Task: Reproduce each of the lines word for word.

Records from a collection of figures

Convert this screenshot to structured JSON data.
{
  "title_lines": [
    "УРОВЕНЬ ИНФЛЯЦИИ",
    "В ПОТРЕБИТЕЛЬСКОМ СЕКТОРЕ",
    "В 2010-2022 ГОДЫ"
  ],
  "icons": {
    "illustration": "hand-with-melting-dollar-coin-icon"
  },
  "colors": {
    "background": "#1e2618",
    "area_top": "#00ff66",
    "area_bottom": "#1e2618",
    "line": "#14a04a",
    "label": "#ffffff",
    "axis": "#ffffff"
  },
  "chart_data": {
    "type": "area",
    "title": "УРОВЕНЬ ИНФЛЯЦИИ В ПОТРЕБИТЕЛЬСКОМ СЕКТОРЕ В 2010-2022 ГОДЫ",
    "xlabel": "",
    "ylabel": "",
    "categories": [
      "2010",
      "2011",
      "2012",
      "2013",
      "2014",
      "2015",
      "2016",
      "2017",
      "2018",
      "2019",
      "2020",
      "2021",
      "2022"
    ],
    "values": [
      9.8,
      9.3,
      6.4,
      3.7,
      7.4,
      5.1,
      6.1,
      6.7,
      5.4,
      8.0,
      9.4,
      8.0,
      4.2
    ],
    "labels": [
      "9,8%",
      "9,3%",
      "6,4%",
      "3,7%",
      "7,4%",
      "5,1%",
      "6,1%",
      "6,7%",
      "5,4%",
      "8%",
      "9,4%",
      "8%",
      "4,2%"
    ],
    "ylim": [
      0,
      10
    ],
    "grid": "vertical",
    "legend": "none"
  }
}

Task response:
Convert this screenshot to structured JSON data.
{
  "title_lines": [
    "УРОВЕНЬ ИНФЛЯЦИИ",
    "В ПОТРЕБИТЕЛЬСКОМ СЕКТОРЕ",
    "В 2010-2022 ГОДЫ"
  ],
  "icons": {
    "illustration": "hand-with-melting-dollar-coin-icon"
  },
  "colors": {
    "background": "#1e2618",
    "area_top": "#00ff66",
    "area_bottom": "#1e2618",
    "line": "#14a04a",
    "label": "#ffffff",
    "axis": "#ffffff"
  },
  "chart_data": {
    "type": "area",
    "title": "УРОВЕНЬ ИНФЛЯЦИИ В ПОТРЕБИТЕЛЬСКОМ СЕКТОРЕ В 2010-2022 ГОДЫ",
    "xlabel": "",
    "ylabel": "",
    "categories": [
      "2010",
      "2011",
      "2012",
      "2013",
      "2014",
      "2015",
      "2016",
      "2017",
      "2018",
      "2019",
      "2020",
      "2021",
      "2022"
    ],
    "values": [
      9.8,
      9.3,
      6.4,
      3.7,
      7.4,
      5.1,
      6.1,
      6.7,
      5.4,
      8.0,
      9.4,
      8.0,
      4.2
    ],
    "labels": [
      "9,8%",
      "9,3%",
      "6,4%",
      "3,7%",
      "7,4%",
      "5,1%",
      "6,1%",
      "6,7%",
      "5,4%",
      "8%",
      "9,4%",
      "8%",
      "4,2%"
    ],
    "ylim": [
      0,
      10
    ],
    "grid": "vertical",
    "legend": "none"
  }
}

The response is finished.